-- Start of EXCERPTED DATA --

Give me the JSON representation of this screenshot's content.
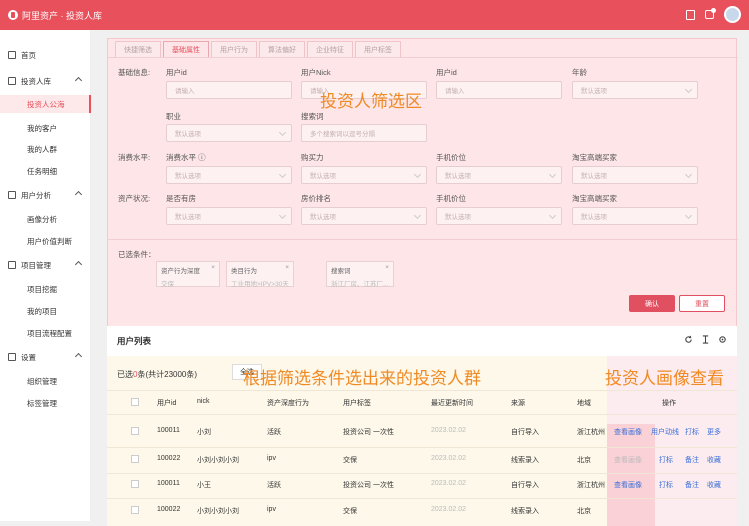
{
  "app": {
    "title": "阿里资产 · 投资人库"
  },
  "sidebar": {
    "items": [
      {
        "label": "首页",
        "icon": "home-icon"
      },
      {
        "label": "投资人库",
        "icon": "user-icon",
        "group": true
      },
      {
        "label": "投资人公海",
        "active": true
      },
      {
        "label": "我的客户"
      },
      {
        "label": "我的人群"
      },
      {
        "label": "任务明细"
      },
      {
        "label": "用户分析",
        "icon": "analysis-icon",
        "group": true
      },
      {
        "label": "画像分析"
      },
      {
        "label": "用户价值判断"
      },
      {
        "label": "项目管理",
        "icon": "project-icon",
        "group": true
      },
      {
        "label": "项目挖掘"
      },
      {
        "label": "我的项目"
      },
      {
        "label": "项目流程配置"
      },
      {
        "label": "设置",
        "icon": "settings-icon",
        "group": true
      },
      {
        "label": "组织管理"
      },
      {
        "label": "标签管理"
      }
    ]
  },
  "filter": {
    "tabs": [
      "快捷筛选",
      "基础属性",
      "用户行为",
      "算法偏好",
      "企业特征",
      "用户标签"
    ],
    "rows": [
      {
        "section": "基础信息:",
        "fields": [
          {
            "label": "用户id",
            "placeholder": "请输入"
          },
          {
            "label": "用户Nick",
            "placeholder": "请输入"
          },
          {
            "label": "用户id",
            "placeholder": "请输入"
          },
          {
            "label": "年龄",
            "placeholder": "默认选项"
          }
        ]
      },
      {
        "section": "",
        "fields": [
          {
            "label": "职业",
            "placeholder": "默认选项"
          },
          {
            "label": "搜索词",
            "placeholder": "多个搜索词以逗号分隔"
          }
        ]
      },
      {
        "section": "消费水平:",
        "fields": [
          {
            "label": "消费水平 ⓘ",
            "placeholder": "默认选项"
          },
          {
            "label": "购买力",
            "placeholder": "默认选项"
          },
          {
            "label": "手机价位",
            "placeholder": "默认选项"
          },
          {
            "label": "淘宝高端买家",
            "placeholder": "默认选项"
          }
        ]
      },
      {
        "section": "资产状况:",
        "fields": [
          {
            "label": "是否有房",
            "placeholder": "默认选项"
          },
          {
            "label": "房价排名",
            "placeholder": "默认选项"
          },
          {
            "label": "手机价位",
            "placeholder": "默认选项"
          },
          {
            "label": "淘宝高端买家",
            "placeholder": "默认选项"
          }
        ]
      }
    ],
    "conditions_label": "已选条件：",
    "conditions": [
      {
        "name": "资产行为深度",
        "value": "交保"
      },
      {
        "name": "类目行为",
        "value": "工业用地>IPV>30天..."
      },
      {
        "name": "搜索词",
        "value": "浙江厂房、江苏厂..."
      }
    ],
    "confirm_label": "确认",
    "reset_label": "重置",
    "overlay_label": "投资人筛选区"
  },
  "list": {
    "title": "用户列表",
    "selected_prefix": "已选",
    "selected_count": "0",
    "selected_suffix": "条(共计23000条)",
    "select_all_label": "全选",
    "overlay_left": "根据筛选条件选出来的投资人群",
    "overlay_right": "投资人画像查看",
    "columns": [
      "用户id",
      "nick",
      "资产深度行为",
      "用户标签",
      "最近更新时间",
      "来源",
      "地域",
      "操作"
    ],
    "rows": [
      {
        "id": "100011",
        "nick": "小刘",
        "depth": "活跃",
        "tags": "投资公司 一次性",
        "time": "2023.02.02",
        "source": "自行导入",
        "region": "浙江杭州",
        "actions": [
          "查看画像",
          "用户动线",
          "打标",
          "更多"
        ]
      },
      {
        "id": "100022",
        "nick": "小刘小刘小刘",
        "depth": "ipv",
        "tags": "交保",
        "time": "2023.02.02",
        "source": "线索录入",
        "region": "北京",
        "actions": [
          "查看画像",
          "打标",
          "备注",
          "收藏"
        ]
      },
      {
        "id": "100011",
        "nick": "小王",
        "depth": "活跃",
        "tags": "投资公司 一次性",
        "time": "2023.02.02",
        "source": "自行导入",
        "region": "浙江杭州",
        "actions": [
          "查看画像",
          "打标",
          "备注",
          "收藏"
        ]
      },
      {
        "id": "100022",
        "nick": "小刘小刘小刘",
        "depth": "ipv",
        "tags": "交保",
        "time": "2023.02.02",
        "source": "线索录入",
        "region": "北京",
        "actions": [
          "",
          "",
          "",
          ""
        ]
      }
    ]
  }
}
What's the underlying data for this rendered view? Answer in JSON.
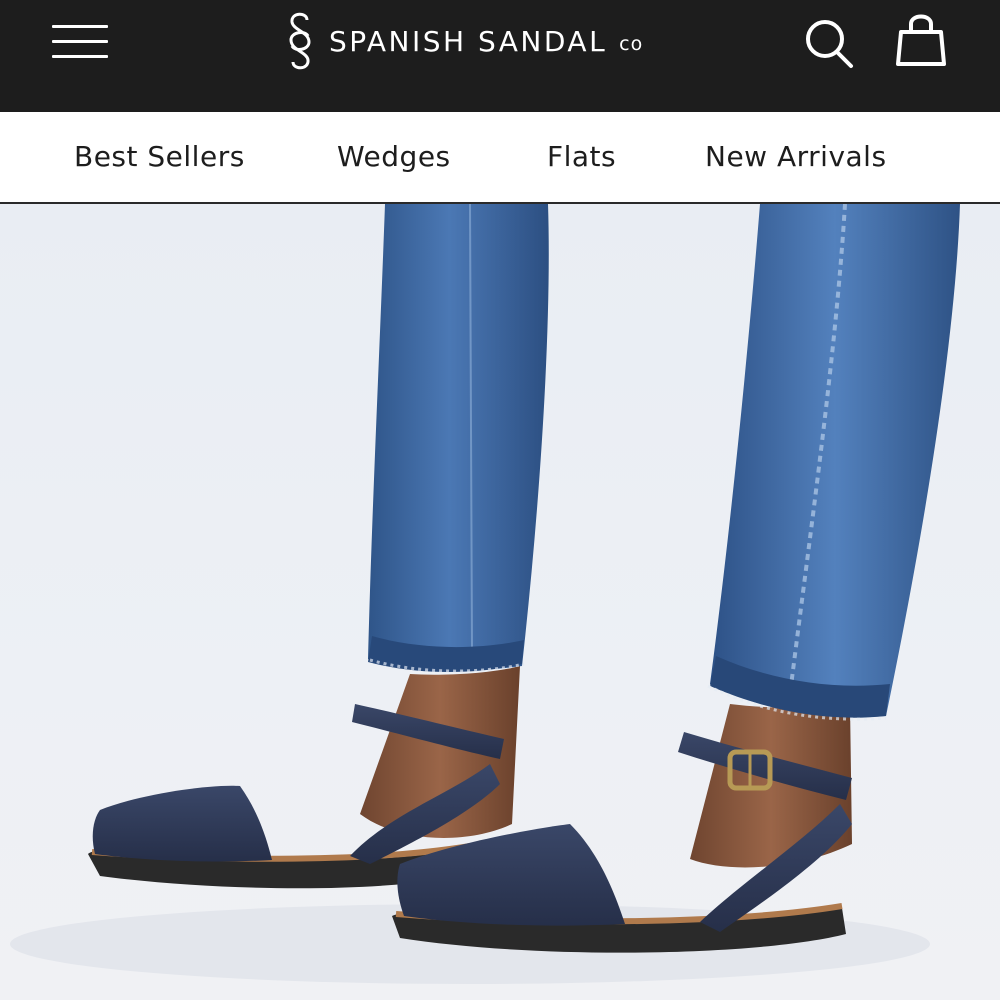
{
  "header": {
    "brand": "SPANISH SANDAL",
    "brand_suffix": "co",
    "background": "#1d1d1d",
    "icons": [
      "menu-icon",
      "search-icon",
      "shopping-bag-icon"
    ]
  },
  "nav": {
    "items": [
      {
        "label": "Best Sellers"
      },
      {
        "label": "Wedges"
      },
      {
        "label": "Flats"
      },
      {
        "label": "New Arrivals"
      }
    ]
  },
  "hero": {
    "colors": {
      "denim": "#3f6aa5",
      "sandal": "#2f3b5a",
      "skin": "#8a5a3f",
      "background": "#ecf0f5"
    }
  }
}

-- End of EXCERPTED DATA --

## WORK INSTRUCTIONS
In the entries above, find lines with "value" and copy each.

## ANSWER TO THE PROBLEM
        "value": "交保"
        "value": "工业用地>IPV>30天..."
        "value": "浙江厂房、江苏厂..."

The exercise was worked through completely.